:: WRITTEN PROBLEM ::
Reproduce every entry in the listing without alteration.

:: EXTRACTED INFORMATION ::

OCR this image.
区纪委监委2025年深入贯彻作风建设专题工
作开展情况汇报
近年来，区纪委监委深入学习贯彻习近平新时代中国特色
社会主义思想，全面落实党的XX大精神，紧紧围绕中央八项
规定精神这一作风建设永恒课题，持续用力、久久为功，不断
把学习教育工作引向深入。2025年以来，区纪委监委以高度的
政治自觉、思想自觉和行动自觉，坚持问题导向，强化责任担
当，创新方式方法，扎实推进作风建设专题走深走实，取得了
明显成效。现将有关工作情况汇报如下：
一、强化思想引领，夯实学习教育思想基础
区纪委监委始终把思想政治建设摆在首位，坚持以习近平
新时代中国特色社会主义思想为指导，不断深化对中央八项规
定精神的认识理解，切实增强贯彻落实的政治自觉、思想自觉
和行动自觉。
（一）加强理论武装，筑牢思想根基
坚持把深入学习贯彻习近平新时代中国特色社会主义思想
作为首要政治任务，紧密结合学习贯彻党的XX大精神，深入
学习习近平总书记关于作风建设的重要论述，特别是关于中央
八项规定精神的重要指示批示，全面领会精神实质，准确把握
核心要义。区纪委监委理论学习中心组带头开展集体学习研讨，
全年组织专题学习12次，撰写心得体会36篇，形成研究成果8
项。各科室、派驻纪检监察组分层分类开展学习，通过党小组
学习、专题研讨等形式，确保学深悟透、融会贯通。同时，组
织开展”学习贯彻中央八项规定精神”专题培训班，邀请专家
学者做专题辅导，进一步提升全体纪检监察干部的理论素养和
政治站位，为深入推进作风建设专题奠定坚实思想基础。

:: RESULT OF THIS EXERCISE ::
OCR this image.
区纪委监委2025年深入贯彻作风建设专题工
作开展情况汇报
近年来，区纪委监委深入学习贯彻习近平新时代中国特色
社会主义思想，全面落实党的XX大精神，紧紧围绕中央八项
规定精神这一作风建设永恒课题，持续用力、久久为功，不断
把学习教育工作引向深入。2025年以来，区纪委监委以高度的
政治自觉、思想自觉和行动自觉，坚持问题导向，强化责任担
当，创新方式方法，扎实推进作风建设专题走深走实，取得了
明显成效。现将有关工作情况汇报如下：
一、强化思想引领，夯实学习教育思想基础
区纪委监委始终把思想政治建设摆在首位，坚持以习近平
新时代中国特色社会主义思想为指导，不断深化对中央八项规
定精神的认识理解，切实增强贯彻落实的政治自觉、思想自觉
和行动自觉。
（一）加强理论武装，筑牢思想根基
坚持把深入学习贯彻习近平新时代中国特色社会主义思想
作为首要政治任务，紧密结合学习贯彻党的XX大精神，深入
学习习近平总书记关于作风建设的重要论述，特别是关于中央
八项规定精神的重要指示批示，全面领会精神实质，准确把握
核心要义。区纪委监委理论学习中心组带头开展集体学习研讨，
全年组织专题学习12次，撰写心得体会36篇，形成研究成果8
项。各科室、派驻纪检监察组分层分类开展学习，通过党小组
学习、专题研讨等形式，确保学深悟透、融会贯通。同时，组
织开展”学习贯彻中央八项规定精神”专题培训班，邀请专家
学者做专题辅导，进一步提升全体纪检监察干部的理论素养和
政治站位，为深入推进作风建设专题奠定坚实思想基础。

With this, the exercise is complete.